WHAT NEEDS TO BE DONE. Copy the full set of lines exactly as given.

Data entries.
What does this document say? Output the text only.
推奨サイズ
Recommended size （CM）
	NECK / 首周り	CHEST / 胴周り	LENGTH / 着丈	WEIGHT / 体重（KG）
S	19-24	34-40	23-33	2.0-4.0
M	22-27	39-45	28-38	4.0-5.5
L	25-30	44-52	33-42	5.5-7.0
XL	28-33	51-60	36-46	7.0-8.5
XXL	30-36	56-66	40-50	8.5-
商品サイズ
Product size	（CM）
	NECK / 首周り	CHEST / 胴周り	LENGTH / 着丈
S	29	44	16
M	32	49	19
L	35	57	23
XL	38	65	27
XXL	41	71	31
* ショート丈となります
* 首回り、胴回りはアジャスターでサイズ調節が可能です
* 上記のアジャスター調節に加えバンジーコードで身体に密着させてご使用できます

RESPONSE FOR THIS EXERCISE.
What does this document say? Output the text only.
推奨サイズ
Recommended size （CM）
	NECK / 首周り	CHEST / 胴周り	LENGTH / 着丈	WEIGHT / 体重（KG）
S	19-24	34-40	23-33	2.0-4.0
M	22-27	39-45	28-38	4.0-5.5
L	25-30	44-52	33-42	5.5-7.0
XL	28-33	51-60	36-46	7.0-8.5
XXL	30-36	56-66	40-50	8.5-
商品サイズ
Product size	（CM）
	NECK / 首周り	CHEST / 胴周り	LENGTH / 着丈
S	29	44	16
M	32	49	19
L	35	57	23
XL	38	65	27
XXL	41	71	31
* ショート丈となります
* 首回り、胴回りはアジャスターでサイズ調節が可能です
* 上記のアジャスター調節に加えバンジーコードで身体に密着させてご使用できます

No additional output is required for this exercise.